◆ Extrait fourni:
Le bien, le mal et Mr. Mailer |
En 1997, Norman Mailer publie The gospel according to the son, livre qui, comme l’indique son titre, laisse Jésus donner sa propre version de son histoire. Le portrait est moins héroïque, plus humain. Le fils doute en permanence et se sent à de multiples reprises en train de trahir et décevoir son père. Il finit, bien évidemment, par choisir la voie du bien et ne cède pas à l’ultime tentation satanique alors qu’il se trouve sur la croix.
Si je ne m’abuse, le livre n’a pas été très bien reçu, et je m’attendais au pire en commençant la lecture. Si il n’y a rien d’extraordinairement bon dans ces 240 pages, l’ensemble est agréable et m’a même permis de comprendre un peu mieux certains aspects de la vie du Christ. Peut-être que quelqu’un de plus familier avec les évangiles et croyant de surcroît aurait bien des choses à reprocher à Mailer.
Dix ans plus tard, c’est cette fois à Hitler que Mailer s’attaque. Très risqué. Très raté. Notre octogénaire s’intéresse en fait à la genèse du petit Adolf, à ses premières années, tentant de dégager les éléments permettant peut-être de comprendre ce qui allait se passer par la suite. Pour ce faire, il choisit comme narrateur un officier SS vivant actuellement en Amérique et qui avait été chargé en 1938 d’une enquête sur les origines du Fürher — Himmler voulant savoir s’il était issu d’une relation incestueuse.

◆ Question courte 1: D'après l'extrait fourni, en quelle année Norman Mailer publie-t-il The gospel according to the son ?

◆ Lignes extraites:
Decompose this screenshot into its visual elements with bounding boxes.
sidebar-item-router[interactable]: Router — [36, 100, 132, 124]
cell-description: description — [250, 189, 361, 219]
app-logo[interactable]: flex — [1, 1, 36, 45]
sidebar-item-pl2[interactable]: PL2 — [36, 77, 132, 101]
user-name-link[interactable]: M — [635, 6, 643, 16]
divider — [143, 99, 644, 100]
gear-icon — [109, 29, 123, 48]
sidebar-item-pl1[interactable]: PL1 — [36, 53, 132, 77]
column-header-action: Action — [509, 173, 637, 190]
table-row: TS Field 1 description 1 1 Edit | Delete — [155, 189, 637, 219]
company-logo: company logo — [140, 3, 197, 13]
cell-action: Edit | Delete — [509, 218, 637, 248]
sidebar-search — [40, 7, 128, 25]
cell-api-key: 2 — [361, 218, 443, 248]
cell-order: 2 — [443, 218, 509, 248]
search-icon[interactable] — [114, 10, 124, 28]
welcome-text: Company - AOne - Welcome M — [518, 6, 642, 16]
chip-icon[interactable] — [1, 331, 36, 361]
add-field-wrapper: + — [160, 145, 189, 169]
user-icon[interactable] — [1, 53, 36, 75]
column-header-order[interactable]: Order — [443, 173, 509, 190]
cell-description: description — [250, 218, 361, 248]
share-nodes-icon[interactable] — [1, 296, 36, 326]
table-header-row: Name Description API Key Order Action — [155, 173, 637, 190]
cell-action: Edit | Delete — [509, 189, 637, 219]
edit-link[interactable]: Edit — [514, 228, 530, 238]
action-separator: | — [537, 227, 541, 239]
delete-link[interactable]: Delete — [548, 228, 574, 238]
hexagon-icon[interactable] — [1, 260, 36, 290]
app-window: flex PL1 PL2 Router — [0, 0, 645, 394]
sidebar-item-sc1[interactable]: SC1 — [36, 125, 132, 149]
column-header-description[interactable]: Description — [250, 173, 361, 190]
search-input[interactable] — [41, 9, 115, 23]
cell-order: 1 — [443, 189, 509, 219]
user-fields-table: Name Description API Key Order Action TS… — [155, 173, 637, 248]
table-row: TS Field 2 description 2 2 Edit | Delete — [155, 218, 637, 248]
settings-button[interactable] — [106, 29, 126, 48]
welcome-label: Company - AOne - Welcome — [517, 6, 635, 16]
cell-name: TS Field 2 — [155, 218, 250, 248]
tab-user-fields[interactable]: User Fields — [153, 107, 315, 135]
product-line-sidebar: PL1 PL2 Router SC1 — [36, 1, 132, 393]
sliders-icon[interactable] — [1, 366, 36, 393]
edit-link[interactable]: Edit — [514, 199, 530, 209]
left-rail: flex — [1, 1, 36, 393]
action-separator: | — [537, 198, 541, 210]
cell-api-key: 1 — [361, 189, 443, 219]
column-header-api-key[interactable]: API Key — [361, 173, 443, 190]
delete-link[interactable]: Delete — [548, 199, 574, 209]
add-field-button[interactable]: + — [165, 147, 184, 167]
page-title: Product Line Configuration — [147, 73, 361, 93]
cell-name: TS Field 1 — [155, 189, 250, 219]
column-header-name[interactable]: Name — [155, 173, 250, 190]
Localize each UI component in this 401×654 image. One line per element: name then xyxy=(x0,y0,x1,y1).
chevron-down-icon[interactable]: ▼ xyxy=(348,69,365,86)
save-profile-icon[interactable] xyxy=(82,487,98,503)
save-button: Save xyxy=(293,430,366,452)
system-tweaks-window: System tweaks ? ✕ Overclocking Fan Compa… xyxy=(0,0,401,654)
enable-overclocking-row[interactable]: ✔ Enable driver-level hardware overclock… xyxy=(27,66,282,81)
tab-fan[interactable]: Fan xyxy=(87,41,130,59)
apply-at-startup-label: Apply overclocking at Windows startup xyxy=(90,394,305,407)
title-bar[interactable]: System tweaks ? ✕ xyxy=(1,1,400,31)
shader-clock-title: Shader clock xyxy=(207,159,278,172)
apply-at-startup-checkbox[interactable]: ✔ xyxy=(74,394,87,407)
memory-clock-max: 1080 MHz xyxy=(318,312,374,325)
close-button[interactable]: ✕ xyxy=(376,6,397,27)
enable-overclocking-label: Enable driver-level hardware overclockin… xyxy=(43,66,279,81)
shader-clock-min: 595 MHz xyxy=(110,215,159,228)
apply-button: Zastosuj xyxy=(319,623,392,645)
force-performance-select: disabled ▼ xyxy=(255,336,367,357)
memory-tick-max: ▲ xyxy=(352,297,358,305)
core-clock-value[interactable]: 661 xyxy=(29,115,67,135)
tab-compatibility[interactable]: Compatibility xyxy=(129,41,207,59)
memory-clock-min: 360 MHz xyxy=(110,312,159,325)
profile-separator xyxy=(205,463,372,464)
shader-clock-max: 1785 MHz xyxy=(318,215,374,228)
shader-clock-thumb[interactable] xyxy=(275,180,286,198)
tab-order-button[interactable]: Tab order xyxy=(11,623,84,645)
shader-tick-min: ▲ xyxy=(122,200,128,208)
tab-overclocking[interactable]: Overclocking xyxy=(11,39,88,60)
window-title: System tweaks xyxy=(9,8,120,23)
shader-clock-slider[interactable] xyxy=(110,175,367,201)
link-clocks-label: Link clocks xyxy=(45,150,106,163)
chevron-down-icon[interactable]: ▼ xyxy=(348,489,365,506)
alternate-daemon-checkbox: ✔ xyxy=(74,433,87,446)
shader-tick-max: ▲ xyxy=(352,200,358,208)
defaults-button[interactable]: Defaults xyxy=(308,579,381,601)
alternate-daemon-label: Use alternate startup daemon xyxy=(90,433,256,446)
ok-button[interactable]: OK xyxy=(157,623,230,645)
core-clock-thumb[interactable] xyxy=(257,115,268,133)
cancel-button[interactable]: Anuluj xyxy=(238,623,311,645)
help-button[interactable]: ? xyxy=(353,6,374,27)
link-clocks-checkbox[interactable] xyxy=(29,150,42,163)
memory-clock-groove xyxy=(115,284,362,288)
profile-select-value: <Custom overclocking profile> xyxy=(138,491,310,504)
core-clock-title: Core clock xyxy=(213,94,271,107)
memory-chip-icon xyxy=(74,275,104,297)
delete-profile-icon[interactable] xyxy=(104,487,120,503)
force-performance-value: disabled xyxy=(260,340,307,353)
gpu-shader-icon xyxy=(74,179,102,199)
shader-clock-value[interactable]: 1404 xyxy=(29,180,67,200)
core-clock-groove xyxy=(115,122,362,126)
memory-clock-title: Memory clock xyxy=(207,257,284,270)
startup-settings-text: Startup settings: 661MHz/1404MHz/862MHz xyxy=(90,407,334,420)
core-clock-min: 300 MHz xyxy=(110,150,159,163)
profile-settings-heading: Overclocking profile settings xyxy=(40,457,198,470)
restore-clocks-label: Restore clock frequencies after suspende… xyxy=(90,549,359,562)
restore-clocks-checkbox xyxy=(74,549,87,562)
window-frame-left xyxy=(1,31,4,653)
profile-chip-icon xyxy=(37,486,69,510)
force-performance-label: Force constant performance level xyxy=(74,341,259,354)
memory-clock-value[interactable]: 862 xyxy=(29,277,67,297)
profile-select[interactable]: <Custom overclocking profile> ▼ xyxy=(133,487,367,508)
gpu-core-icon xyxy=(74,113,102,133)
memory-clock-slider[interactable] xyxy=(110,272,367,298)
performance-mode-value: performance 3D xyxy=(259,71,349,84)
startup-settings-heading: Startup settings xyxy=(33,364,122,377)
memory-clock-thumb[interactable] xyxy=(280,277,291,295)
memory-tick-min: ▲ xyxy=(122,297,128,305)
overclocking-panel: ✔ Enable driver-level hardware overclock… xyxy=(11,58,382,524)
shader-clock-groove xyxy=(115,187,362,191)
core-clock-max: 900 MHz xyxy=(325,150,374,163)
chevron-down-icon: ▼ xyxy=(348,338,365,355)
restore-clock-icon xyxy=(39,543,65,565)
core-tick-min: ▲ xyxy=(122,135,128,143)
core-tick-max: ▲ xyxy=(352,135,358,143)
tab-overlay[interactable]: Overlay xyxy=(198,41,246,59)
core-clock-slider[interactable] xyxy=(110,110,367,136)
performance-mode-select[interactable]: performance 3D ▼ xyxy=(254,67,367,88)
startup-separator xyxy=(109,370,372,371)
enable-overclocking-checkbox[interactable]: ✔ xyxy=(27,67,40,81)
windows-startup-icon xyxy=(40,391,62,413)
--
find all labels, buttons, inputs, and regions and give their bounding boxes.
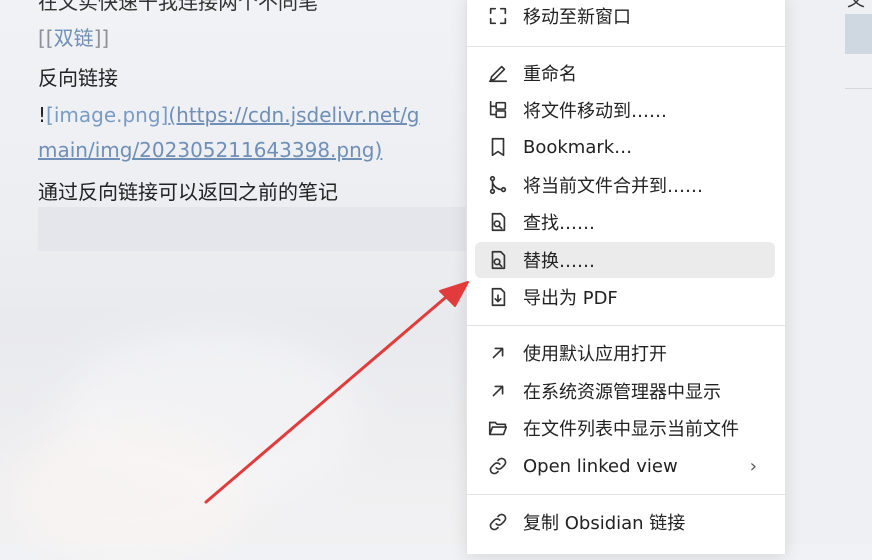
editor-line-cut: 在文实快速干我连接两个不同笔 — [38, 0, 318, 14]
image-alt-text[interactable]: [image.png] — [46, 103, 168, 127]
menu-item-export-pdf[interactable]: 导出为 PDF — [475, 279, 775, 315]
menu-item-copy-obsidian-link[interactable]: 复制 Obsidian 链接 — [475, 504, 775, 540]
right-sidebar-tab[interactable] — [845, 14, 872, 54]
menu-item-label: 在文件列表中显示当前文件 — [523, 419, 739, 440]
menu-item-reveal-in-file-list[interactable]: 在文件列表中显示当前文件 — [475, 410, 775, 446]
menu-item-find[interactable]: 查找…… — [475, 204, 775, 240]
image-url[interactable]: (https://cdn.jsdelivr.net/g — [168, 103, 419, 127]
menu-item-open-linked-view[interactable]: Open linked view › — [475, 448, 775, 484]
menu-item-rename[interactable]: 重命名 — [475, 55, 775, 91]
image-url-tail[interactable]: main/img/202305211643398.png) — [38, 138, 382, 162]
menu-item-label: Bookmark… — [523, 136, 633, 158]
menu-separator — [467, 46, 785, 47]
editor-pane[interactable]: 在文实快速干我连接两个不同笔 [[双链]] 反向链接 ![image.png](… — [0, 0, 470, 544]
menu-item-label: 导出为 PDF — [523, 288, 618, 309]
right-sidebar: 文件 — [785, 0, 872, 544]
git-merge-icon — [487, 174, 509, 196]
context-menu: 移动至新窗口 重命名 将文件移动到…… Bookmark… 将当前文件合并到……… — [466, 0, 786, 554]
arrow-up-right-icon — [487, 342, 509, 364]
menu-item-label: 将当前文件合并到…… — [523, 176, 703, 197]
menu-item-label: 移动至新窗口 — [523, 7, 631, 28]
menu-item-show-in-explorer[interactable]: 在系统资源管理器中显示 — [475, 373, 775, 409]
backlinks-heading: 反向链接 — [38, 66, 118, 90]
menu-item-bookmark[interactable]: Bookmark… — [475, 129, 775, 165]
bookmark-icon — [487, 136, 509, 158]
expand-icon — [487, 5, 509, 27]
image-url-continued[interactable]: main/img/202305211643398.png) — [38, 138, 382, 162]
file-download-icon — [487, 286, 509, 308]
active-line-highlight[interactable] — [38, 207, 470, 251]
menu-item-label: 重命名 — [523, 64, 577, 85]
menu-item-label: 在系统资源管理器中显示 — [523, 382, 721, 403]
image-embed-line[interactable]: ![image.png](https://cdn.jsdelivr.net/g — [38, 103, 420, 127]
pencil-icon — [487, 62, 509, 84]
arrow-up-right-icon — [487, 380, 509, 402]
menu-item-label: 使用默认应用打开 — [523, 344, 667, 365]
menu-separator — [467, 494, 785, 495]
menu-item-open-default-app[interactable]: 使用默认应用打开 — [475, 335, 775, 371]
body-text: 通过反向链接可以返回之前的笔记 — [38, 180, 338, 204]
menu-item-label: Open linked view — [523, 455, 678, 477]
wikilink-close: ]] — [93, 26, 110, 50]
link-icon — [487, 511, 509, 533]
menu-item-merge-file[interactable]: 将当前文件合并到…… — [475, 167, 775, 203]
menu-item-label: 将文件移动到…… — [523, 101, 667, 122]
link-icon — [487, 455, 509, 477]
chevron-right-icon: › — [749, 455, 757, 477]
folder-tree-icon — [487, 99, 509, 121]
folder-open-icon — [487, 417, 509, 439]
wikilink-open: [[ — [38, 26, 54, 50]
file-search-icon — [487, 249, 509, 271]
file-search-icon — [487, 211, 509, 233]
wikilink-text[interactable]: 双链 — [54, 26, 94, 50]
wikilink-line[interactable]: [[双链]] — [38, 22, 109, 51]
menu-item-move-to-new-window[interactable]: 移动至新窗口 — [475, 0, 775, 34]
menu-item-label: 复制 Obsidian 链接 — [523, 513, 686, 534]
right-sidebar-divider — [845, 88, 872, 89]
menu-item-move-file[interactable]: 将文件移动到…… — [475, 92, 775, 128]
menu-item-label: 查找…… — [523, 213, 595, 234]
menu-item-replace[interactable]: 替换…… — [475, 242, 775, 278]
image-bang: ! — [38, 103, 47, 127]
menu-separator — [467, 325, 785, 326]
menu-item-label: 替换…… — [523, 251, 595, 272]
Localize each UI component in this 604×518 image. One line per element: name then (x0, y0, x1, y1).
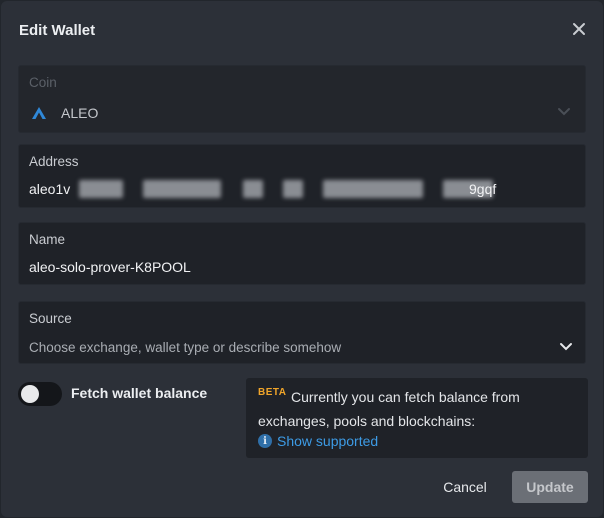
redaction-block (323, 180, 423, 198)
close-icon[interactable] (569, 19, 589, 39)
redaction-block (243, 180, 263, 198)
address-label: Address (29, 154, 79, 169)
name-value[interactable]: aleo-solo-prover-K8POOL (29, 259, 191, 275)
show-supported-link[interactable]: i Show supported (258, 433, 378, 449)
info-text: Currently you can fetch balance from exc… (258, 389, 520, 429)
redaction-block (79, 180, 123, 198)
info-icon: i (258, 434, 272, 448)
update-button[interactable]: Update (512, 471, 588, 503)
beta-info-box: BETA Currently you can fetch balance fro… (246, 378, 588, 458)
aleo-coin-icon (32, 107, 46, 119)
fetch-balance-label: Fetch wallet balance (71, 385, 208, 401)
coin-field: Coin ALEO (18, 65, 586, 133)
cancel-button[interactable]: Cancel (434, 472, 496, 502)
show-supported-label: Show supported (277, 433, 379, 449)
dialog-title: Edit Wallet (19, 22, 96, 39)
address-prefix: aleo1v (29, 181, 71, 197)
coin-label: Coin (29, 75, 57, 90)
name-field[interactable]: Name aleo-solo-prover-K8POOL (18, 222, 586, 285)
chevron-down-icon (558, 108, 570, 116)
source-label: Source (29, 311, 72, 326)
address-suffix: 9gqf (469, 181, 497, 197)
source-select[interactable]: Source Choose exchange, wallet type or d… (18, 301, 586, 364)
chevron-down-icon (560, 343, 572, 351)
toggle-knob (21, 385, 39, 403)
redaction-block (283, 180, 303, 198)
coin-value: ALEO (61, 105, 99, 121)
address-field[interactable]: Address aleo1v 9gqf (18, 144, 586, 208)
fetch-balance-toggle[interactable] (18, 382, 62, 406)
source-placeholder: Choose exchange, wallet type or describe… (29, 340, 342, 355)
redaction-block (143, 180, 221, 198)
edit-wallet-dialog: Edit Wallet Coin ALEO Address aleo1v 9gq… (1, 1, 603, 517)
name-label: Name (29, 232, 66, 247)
--
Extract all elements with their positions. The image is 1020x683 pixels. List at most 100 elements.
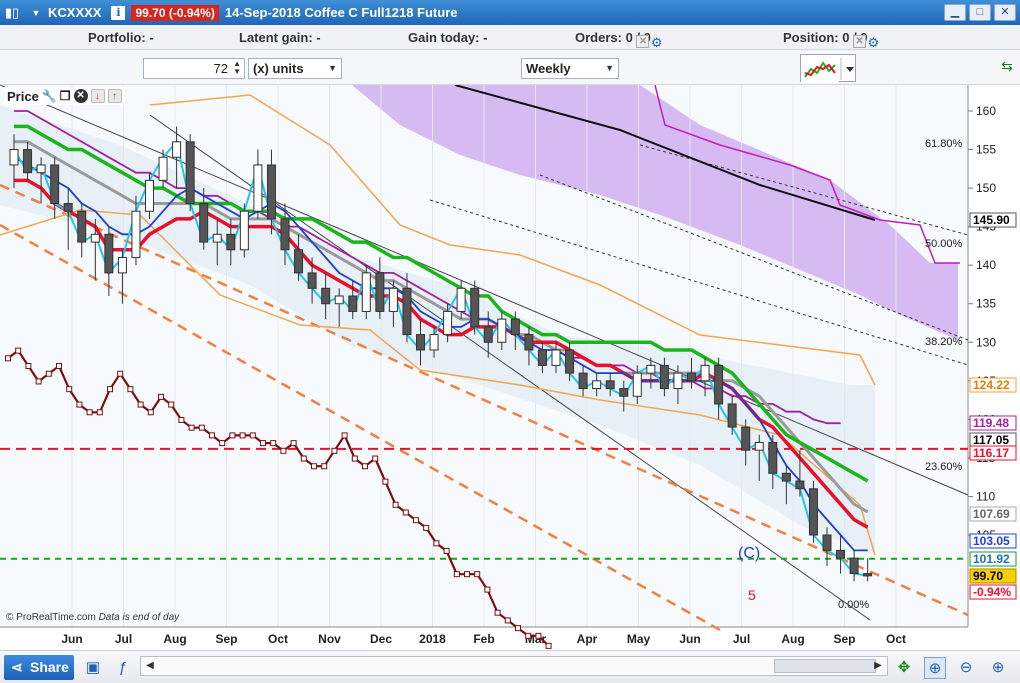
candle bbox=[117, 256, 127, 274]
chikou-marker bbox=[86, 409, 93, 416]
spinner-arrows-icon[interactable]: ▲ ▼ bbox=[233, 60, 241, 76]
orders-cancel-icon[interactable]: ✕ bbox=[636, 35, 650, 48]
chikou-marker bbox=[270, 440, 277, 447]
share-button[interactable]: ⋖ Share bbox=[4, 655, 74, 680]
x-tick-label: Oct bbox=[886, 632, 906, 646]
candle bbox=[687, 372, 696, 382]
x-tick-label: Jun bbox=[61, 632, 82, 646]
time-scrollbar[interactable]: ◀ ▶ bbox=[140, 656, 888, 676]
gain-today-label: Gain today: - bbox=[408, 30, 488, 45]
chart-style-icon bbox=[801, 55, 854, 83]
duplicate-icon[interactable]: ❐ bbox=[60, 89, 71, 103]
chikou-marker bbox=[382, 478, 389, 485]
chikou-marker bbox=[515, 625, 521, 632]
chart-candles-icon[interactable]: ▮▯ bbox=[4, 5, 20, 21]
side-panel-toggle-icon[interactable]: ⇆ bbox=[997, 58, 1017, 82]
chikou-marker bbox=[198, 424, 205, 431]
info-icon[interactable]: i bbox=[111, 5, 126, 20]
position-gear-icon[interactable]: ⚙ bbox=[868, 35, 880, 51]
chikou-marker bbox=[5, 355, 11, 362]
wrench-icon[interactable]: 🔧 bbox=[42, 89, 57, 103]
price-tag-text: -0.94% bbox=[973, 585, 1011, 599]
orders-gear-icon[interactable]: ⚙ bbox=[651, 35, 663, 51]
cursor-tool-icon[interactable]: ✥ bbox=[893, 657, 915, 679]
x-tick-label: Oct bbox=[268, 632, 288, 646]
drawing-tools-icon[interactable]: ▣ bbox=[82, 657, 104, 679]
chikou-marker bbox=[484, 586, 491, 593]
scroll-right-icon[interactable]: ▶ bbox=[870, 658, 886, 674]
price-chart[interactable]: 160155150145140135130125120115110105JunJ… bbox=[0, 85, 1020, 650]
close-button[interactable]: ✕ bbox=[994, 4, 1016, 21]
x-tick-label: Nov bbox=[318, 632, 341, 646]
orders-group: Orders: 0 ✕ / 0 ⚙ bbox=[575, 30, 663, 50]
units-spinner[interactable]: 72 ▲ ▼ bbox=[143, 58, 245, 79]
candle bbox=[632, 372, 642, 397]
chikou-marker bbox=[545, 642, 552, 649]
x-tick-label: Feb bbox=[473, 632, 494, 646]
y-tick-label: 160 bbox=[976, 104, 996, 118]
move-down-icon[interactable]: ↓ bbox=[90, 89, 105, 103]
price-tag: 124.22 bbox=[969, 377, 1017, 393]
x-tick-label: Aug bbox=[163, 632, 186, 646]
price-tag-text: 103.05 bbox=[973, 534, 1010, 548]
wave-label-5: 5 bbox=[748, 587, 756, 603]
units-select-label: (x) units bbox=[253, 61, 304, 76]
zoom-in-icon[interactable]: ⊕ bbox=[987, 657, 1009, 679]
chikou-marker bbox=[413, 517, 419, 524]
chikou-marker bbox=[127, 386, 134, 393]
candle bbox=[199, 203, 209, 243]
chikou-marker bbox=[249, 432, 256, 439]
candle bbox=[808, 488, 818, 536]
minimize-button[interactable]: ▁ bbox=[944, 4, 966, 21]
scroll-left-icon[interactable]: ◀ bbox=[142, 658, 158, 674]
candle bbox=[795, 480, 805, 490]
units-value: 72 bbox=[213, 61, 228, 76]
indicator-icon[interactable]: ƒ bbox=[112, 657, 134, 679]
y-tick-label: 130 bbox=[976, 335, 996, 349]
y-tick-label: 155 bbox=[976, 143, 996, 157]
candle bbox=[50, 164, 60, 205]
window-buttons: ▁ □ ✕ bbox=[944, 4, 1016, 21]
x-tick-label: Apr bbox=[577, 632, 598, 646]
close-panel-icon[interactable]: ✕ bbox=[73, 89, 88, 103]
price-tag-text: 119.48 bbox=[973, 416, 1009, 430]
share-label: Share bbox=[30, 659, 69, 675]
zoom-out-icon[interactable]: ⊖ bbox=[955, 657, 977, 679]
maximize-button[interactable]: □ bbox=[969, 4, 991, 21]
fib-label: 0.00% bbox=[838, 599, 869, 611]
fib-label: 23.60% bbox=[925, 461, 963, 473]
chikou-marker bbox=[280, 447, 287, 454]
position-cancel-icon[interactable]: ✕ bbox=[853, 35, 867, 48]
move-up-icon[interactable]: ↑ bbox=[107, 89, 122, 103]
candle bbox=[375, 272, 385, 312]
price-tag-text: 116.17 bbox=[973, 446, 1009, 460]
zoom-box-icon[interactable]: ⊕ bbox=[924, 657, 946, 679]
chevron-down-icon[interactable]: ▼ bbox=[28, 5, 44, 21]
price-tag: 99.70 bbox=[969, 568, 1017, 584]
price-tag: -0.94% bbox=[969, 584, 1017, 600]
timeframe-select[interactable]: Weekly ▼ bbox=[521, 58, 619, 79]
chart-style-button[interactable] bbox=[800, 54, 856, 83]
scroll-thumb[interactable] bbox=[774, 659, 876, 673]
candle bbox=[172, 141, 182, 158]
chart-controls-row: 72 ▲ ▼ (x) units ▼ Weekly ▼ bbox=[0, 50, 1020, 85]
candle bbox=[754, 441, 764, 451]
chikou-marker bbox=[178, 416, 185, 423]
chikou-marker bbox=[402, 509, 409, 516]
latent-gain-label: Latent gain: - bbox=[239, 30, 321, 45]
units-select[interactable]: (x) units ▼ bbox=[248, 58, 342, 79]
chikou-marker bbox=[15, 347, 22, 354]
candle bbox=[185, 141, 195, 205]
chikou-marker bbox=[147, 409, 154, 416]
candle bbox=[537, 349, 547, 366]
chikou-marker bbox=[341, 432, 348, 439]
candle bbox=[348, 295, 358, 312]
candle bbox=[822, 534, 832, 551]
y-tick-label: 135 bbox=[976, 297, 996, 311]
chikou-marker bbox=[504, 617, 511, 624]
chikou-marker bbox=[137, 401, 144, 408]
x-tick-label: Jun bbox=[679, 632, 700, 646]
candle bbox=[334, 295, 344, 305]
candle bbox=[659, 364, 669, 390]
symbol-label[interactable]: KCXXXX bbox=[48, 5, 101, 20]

◆ Question courte 2: Dans le deuxième bloc de lignes, recopiez le passage allant de la ligne contenant « editor-line-cut: 在文实快速干我连接两个不同笔 — » jusqu'à celle contenant « menu-item-label: 在文件列表中显示当前文件 — » incluse, en substituant « cliquable » à « interactable » et sans rien modifier d'autre.

◆ Réponse correcte 1: En 1997.

◆ Réponse correcte 2:
editor-line-cut: 在文实快速干我连接两个不同笔 — [38, 0, 318, 14]
image-alt-text[cliquable]: [image.png] — [46, 103, 168, 127]
menu-item-export-pdf[cliquable]: 导出为 PDF — [475, 279, 775, 315]
menu-item-copy-obsidian-link[cliquable]: 复制 Obsidian 链接 — [475, 504, 775, 540]
right-sidebar-tab[cliquable] — [845, 14, 872, 54]
menu-item-label: 在文件列表中显示当前文件 — [523, 419, 739, 440]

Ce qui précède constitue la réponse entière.